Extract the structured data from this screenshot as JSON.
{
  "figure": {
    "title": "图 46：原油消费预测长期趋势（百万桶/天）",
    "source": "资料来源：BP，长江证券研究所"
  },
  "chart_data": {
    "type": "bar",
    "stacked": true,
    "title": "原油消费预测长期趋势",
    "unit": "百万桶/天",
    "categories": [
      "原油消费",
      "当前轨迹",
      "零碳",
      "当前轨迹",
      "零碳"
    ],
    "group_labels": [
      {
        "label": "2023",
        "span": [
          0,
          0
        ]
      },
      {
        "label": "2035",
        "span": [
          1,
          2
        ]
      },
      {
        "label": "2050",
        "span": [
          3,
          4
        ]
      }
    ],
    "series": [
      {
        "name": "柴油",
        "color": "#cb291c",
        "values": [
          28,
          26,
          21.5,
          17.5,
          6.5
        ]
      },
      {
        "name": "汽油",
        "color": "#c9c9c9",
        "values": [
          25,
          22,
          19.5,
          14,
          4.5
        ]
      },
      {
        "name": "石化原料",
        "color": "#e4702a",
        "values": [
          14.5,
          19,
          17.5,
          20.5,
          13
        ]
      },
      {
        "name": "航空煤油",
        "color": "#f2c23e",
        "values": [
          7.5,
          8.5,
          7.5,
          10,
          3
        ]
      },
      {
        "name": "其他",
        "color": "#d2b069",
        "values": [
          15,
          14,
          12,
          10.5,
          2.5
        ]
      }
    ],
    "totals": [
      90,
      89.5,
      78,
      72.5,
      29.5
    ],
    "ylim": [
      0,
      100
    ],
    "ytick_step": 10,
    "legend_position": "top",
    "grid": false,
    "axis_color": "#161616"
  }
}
········
Reproduce the data in its entirety, matching each character.

◆ **OUTPUT OF THE TASK**:
Extract the structured data from this screenshot as JSON.
{
  "figure": {
    "title": "图 46：原油消费预测长期趋势（百万桶/天）",
    "source": "资料来源：BP，长江证券研究所"
  },
  "chart_data": {
    "type": "bar",
    "stacked": true,
    "title": "原油消费预测长期趋势",
    "unit": "百万桶/天",
    "categories": [
      "原油消费",
      "当前轨迹",
      "零碳",
      "当前轨迹",
      "零碳"
    ],
    "group_labels": [
      {
        "label": "2023",
        "span": [
          0,
          0
        ]
      },
      {
        "label": "2035",
        "span": [
          1,
          2
        ]
      },
      {
        "label": "2050",
        "span": [
          3,
          4
        ]
      }
    ],
    "series": [
      {
        "name": "柴油",
        "color": "#cb291c",
        "values": [
          28,
          26,
          21.5,
          17.5,
          6.5
        ]
      },
      {
        "name": "汽油",
        "color": "#c9c9c9",
        "values": [
          25,
          22,
          19.5,
          14,
          4.5
        ]
      },
      {
        "name": "石化原料",
        "color": "#e4702a",
        "values": [
          14.5,
          19,
          17.5,
          20.5,
          13
        ]
      },
      {
        "name": "航空煤油",
        "color": "#f2c23e",
        "values": [
          7.5,
          8.5,
          7.5,
          10,
          3
        ]
      },
      {
        "name": "其他",
        "color": "#d2b069",
        "values": [
          15,
          14,
          12,
          10.5,
          2.5
        ]
      }
    ],
    "totals": [
      90,
      89.5,
      78,
      72.5,
      29.5
    ],
    "ylim": [
      0,
      100
    ],
    "ytick_step": 10,
    "legend_position": "top",
    "grid": false,
    "axis_color": "#161616"
  }
}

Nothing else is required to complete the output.